··· Task data ···

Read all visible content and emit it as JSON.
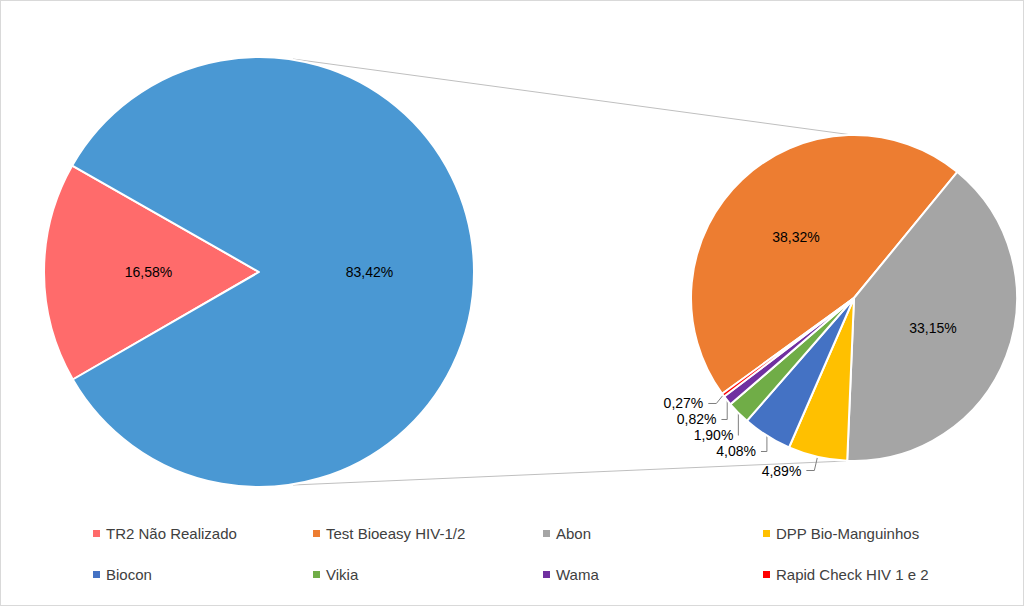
{
  "chart_data": {
    "type": "pie",
    "data_labels": true,
    "legend": "bottom",
    "series": [
      {
        "categories": [
          "TR2 Não Realizado",
          null
        ],
        "values": [
          16.58,
          83.42
        ],
        "value_labels": [
          "16,58%",
          "83,42%"
        ],
        "colors": [
          "#ff6b6b",
          "#4a98d3"
        ]
      },
      {
        "categories": [
          "Test Bioeasy HIV-1/2",
          "Abon",
          "DPP Bio-Manguinhos",
          "Biocon",
          "Vikia",
          "Wama",
          "Rapid Check HIV 1 e 2"
        ],
        "values": [
          38.32,
          33.15,
          4.89,
          4.08,
          1.9,
          0.82,
          0.27
        ],
        "value_labels": [
          "38,32%",
          "33,15%",
          "4,89%",
          "4,08%",
          "1,90%",
          "0,82%",
          "0,27%"
        ],
        "colors": [
          "#ed7d31",
          "#a5a5a5",
          "#ffc000",
          "#4472c4",
          "#70ad47",
          "#7030a0",
          "#ff0000"
        ]
      }
    ]
  }
}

···

§ Instruction:
Write out the listing above again, exactly, but with no pictures in the copy.

§ Expected answer:
Read all visible content and emit it as JSON.
{
  "chart_data": {
    "type": "pie",
    "data_labels": true,
    "legend": "bottom",
    "series": [
      {
        "categories": [
          "TR2 Não Realizado",
          null
        ],
        "values": [
          16.58,
          83.42
        ],
        "value_labels": [
          "16,58%",
          "83,42%"
        ],
        "colors": [
          "#ff6b6b",
          "#4a98d3"
        ]
      },
      {
        "categories": [
          "Test Bioeasy HIV-1/2",
          "Abon",
          "DPP Bio-Manguinhos",
          "Biocon",
          "Vikia",
          "Wama",
          "Rapid Check HIV 1 e 2"
        ],
        "values": [
          38.32,
          33.15,
          4.89,
          4.08,
          1.9,
          0.82,
          0.27
        ],
        "value_labels": [
          "38,32%",
          "33,15%",
          "4,89%",
          "4,08%",
          "1,90%",
          "0,82%",
          "0,27%"
        ],
        "colors": [
          "#ed7d31",
          "#a5a5a5",
          "#ffc000",
          "#4472c4",
          "#70ad47",
          "#7030a0",
          "#ff0000"
        ]
      }
    ]
  }
}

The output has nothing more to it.